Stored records
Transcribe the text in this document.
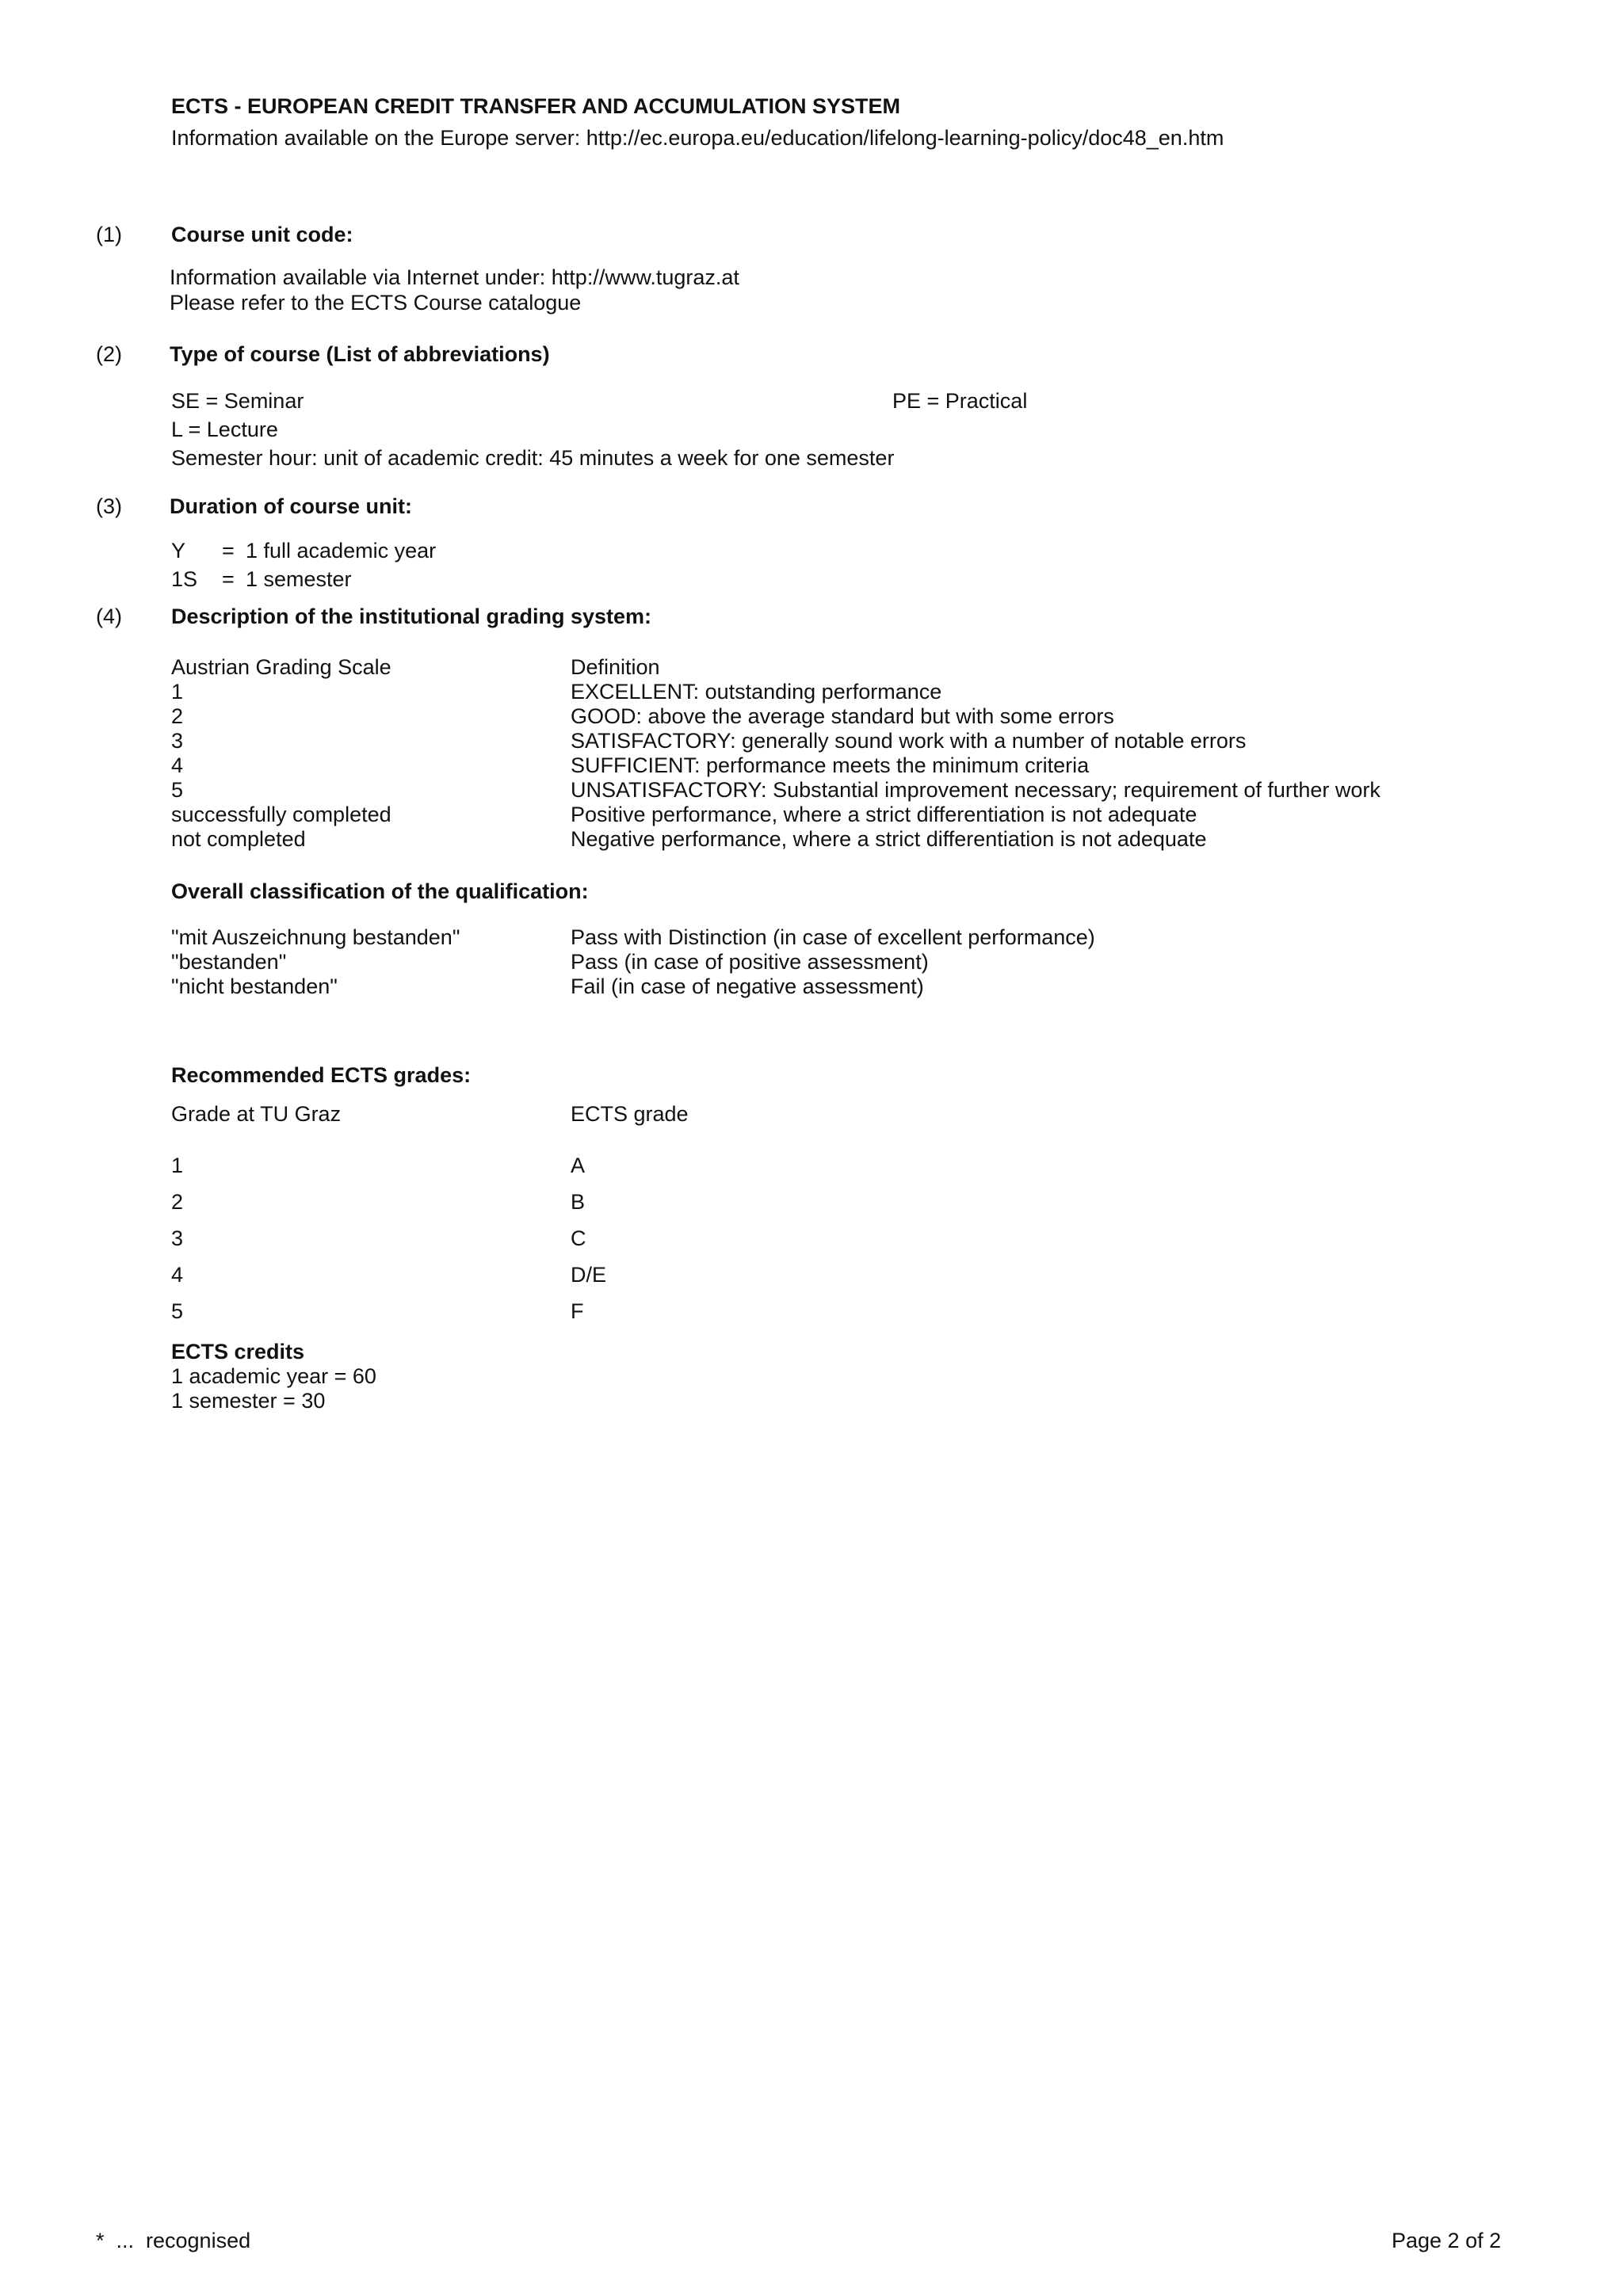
ECTS - EUROPEAN CREDIT TRANSFER AND ACCUMULATION SYSTEM
Information available on the Europe server: http://ec.europa.eu/education/lifelong-learning-policy/doc48_en.htm
(1) Course unit code:
Information available via Internet under: http://www.tugraz.at
Please refer to the ECTS Course catalogue
(2) Type of course (List of abbreviations)
SE = Seminar	PE = Practical
L = Lecture
Semester hour: unit of academic credit: 45 minutes a week for one semester
(3) Duration of course unit:
Y = 1 full academic year
1S = 1 semester
(4) Description of the institutional grading system:
Austrian Grading Scale	Definition
1	EXCELLENT: outstanding performance
2	GOOD: above the average standard but with some errors
3	SATISFACTORY: generally sound work with a number of notable errors
4	SUFFICIENT: performance meets the minimum criteria
5	UNSATISFACTORY: Substantial improvement necessary; requirement of further work
successfully completed	Positive performance, where a strict differentiation is not adequate
not completed	Negative performance, where a strict differentiation is not adequate
Overall classification of the qualification:
"mit Auszeichnung bestanden"	Pass with Distinction (in case of excellent performance)
"bestanden"	Pass (in case of positive assessment)
"nicht bestanden"	Fail (in case of negative assessment)
Recommended ECTS grades:
Grade at TU Graz	ECTS grade
1	A
2	B
3	C
4	D/E
5	F
ECTS credits
1 academic year = 60
1 semester = 30
*  ...  recognised	Page 2 of 2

EXERCISE TASK:
Pictures are to be left out; all else in the entries above is to be quoted exactly.

COMPLETED EXERCISE:
Transcribe the text in this document.
ECTS - EUROPEAN CREDIT TRANSFER AND ACCUMULATION SYSTEM
Information available on the Europe server: http://ec.europa.eu/education/lifelong-learning-policy/doc48_en.htm
(1) Course unit code:
Information available via Internet under: http://www.tugraz.at
Please refer to the ECTS Course catalogue
(2) Type of course (List of abbreviations)
SE = Seminar	PE = Practical
L = Lecture
Semester hour: unit of academic credit: 45 minutes a week for one semester
(3) Duration of course unit:
Y = 1 full academic year
1S = 1 semester
(4) Description of the institutional grading system:
Austrian Grading Scale	Definition
1	EXCELLENT: outstanding performance
2	GOOD: above the average standard but with some errors
3	SATISFACTORY: generally sound work with a number of notable errors
4	SUFFICIENT: performance meets the minimum criteria
5	UNSATISFACTORY: Substantial improvement necessary; requirement of further work
successfully completed	Positive performance, where a strict differentiation is not adequate
not completed	Negative performance, where a strict differentiation is not adequate
Overall classification of the qualification:
"mit Auszeichnung bestanden"	Pass with Distinction (in case of excellent performance)
"bestanden"	Pass (in case of positive assessment)
"nicht bestanden"	Fail (in case of negative assessment)
Recommended ECTS grades:
Grade at TU Graz	ECTS grade
1	A
2	B
3	C
4	D/E
5	F
ECTS credits
1 academic year = 60
1 semester = 30
*  ...  recognised	Page 2 of 2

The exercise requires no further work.